Text extract.
►

Just because people don't talk about how to safely "relieve yourself" on duty doesn't mean it isn't a constant concern.

January 13, 2012  |  by Dave Smith - Also by this author

Illustration: Sequoia Blankenship
Illustration: Sequoia Blankenship

I'd like to take a minute to ponder one of the issues that remains an unspoken truth about our natures and at the same time can dominate our attention with great urgency. That is the need for the human body to process waste, to relieve itself, to void, numbers one and two.

Television and movie cops never need to leave a surveillance or race to a nearby store or just pull off the highway and hide in the trees. That would be too human, and probably too real for most viewers. We watch these shows to escape, to see idealized heroes do romantically heroic acts and find a path to truth and justice, and so much of their humanity is ignored. Except the human sexuality side, but that's another article.

I'm not saying make a darn show about it, but how about a movie hero complaining about last night's sushi and racing out of the briefing room while the captain and other detectives look on? Now that's reality. How about a critical surveillance scene where the star asks for someone else to take the "eyeball" while he takes care of "business?" Now that's police work.

◄

Given material.
►

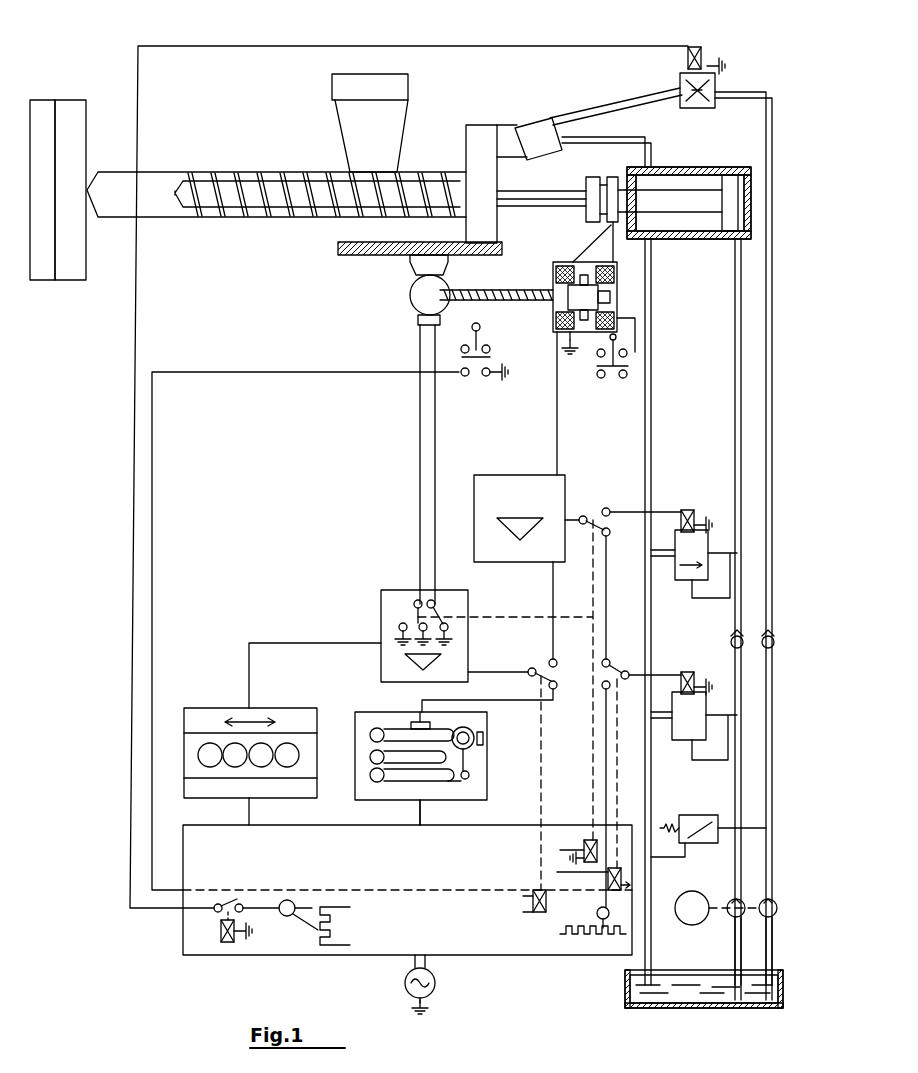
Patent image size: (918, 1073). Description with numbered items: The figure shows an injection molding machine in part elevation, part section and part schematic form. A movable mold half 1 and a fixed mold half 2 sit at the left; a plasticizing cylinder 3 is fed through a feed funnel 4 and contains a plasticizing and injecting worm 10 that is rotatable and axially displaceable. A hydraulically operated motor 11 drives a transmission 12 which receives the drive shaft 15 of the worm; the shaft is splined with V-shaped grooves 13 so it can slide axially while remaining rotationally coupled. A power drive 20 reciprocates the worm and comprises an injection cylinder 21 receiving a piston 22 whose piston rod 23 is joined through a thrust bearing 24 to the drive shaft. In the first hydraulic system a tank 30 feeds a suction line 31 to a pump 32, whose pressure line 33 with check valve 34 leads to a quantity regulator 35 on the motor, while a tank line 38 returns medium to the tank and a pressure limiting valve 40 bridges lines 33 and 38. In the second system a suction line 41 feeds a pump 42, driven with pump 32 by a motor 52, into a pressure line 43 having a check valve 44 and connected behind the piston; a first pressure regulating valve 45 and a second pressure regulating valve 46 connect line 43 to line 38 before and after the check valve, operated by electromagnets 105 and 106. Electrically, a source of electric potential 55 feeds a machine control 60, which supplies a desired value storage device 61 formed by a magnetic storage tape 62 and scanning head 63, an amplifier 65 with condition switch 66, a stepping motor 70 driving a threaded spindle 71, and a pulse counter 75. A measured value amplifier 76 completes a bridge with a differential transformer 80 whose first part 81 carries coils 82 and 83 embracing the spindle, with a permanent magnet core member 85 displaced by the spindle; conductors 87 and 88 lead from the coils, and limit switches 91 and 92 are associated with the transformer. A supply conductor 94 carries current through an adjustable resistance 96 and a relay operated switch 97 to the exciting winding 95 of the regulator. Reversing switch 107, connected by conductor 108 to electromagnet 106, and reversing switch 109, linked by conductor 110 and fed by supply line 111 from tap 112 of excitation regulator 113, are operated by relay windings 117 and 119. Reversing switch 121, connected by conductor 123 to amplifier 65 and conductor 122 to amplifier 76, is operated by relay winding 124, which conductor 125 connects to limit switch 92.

◄

What to do.
1. Print the passage of the article on relieving oneself on duty from "Just because people" to "one and two.".
2. According to the article on relieving oneself on duty, what actions do television and movie cops never need to take? List every one.
3. Condense the paragraph of the article on relieving oneself on duty that begins "Television and movie cops never need" into a shorter version that keeps its main facts.

Problem solutions.
1.
Just because people don't talk about how to safely "relieve yourself" on duty doesn't mean it isn't a constant concern.

January 13, 2012  |  by Dave Smith - Also by this author

Illustration: Sequoia Blankenship
Illustration: Sequoia Blankenship

I'd like to take a minute to ponder one of the issues that remains an unspoken truth about our natures and at the same time can dominate our attention with great urgency. That is the need for the human body to process waste, to relieve itself, to void, numbers one and two.

2.
- Leave a surveillance
- Race to a nearby store
- Pull off the highway and hide in the trees

3. Screen cops never have to leave a surveillance, rush to a store, or pull off the highway to hide in the trees, because that would be too human and too real for most viewers. People watch these shows to escape and to see idealized heroes pursue truth and justice, so much of the characters' humanity is ignored. The exception is sexuality, which the author sets aside for another article.